Chart and figure data

--------------------

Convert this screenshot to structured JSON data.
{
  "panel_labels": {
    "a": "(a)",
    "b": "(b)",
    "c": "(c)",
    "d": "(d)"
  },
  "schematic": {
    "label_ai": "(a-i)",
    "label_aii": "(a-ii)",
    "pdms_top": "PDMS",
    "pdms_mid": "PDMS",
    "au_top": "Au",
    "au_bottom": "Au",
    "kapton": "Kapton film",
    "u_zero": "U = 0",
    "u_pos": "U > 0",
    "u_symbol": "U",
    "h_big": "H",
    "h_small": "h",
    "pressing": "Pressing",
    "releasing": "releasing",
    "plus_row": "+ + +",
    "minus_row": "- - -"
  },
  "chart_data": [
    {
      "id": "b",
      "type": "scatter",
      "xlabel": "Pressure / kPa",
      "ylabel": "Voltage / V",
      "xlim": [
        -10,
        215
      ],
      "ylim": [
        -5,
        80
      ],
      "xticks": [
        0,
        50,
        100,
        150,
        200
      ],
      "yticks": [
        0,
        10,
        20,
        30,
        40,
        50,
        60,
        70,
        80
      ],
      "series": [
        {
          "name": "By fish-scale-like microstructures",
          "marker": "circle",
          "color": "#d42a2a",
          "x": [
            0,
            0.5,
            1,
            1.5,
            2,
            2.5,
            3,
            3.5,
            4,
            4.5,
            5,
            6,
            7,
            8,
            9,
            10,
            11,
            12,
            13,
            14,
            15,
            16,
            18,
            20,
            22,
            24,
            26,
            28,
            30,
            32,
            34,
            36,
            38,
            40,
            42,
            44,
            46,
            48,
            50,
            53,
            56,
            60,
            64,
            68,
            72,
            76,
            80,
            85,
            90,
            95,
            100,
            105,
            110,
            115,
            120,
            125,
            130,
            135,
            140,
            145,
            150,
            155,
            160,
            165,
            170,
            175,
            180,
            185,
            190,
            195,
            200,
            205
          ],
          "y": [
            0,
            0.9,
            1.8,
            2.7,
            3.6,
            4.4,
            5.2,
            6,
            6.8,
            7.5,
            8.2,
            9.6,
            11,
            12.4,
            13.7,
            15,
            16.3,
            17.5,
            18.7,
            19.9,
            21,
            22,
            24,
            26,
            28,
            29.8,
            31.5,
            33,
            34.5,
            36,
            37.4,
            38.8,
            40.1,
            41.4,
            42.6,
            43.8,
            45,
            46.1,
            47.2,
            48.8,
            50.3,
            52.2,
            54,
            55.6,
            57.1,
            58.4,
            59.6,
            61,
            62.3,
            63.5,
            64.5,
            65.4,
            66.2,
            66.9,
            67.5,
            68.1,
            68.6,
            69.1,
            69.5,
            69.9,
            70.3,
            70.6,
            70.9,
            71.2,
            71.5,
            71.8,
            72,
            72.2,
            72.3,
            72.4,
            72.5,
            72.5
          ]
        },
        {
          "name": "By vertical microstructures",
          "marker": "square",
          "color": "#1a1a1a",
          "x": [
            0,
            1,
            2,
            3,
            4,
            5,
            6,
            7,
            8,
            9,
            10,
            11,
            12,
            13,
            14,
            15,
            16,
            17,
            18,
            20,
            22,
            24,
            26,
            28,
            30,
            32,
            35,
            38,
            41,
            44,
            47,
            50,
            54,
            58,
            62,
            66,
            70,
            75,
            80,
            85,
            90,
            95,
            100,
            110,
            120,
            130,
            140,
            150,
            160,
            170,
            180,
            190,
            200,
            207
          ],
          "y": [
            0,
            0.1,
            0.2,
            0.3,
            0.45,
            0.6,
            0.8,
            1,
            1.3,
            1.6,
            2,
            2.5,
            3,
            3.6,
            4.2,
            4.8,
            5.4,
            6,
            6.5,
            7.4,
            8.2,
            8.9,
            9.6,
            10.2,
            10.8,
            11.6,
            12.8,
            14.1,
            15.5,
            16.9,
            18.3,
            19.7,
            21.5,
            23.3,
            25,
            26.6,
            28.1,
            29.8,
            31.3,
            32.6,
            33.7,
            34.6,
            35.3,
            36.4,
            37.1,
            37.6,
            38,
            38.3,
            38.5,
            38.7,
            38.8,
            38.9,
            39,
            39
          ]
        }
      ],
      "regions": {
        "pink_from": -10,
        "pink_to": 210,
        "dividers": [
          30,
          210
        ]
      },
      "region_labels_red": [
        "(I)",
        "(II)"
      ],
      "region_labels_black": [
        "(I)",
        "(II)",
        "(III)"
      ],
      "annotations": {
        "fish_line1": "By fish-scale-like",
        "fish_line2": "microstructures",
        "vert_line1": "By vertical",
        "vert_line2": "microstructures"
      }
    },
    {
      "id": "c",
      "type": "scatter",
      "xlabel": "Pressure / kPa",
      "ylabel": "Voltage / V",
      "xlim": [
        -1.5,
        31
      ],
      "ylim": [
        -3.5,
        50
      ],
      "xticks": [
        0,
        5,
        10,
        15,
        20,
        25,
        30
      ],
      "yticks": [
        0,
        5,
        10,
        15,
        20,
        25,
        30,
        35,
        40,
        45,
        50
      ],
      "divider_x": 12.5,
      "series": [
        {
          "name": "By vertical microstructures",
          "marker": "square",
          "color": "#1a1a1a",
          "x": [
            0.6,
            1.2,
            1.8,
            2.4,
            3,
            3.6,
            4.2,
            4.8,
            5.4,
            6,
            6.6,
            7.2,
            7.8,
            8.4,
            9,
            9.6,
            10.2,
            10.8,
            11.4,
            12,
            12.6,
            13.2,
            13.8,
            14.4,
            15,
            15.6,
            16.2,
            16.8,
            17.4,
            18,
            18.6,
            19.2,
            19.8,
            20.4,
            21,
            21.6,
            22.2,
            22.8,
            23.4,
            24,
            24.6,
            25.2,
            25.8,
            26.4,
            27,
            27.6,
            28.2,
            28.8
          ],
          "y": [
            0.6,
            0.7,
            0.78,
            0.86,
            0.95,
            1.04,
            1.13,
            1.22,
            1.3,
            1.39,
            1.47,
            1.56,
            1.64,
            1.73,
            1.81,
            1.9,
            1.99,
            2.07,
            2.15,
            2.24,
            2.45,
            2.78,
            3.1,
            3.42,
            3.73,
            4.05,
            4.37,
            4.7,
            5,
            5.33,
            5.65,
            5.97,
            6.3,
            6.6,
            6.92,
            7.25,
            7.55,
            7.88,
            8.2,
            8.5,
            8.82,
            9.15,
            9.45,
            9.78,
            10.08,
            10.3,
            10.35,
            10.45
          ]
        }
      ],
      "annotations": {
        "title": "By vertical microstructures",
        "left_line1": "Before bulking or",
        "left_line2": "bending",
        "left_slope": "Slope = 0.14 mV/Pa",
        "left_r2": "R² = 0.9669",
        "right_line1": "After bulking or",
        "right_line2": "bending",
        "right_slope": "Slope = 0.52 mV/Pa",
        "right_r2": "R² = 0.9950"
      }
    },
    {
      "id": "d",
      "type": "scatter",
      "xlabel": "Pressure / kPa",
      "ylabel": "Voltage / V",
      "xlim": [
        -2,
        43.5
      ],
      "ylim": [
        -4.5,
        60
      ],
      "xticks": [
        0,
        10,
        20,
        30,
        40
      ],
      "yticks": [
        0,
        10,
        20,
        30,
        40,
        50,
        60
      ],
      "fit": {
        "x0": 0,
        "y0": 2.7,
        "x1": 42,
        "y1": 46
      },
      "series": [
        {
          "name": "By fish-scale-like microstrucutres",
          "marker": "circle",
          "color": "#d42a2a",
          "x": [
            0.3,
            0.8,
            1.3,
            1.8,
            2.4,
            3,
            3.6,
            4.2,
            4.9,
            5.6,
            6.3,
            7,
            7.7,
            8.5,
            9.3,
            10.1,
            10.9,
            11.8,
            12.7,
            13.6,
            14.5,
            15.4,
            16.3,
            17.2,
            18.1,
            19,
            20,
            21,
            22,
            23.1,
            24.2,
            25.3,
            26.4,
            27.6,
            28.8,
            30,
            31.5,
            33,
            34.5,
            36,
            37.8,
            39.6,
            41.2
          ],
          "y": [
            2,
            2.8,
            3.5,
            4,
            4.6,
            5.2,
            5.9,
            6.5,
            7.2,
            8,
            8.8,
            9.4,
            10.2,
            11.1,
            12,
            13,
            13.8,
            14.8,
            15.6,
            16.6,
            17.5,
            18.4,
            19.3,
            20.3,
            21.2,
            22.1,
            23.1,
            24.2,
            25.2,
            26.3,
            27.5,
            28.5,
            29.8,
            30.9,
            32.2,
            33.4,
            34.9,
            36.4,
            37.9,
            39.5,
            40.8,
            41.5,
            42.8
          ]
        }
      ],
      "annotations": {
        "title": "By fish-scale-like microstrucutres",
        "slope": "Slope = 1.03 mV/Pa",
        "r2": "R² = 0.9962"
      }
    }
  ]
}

--------------------

- [WORK TO DO] Locate each line with the word "bending" and copy it.

- [EXPECTED ANSWER]
        "left_line2": "bending",
        "right_line2": "bending",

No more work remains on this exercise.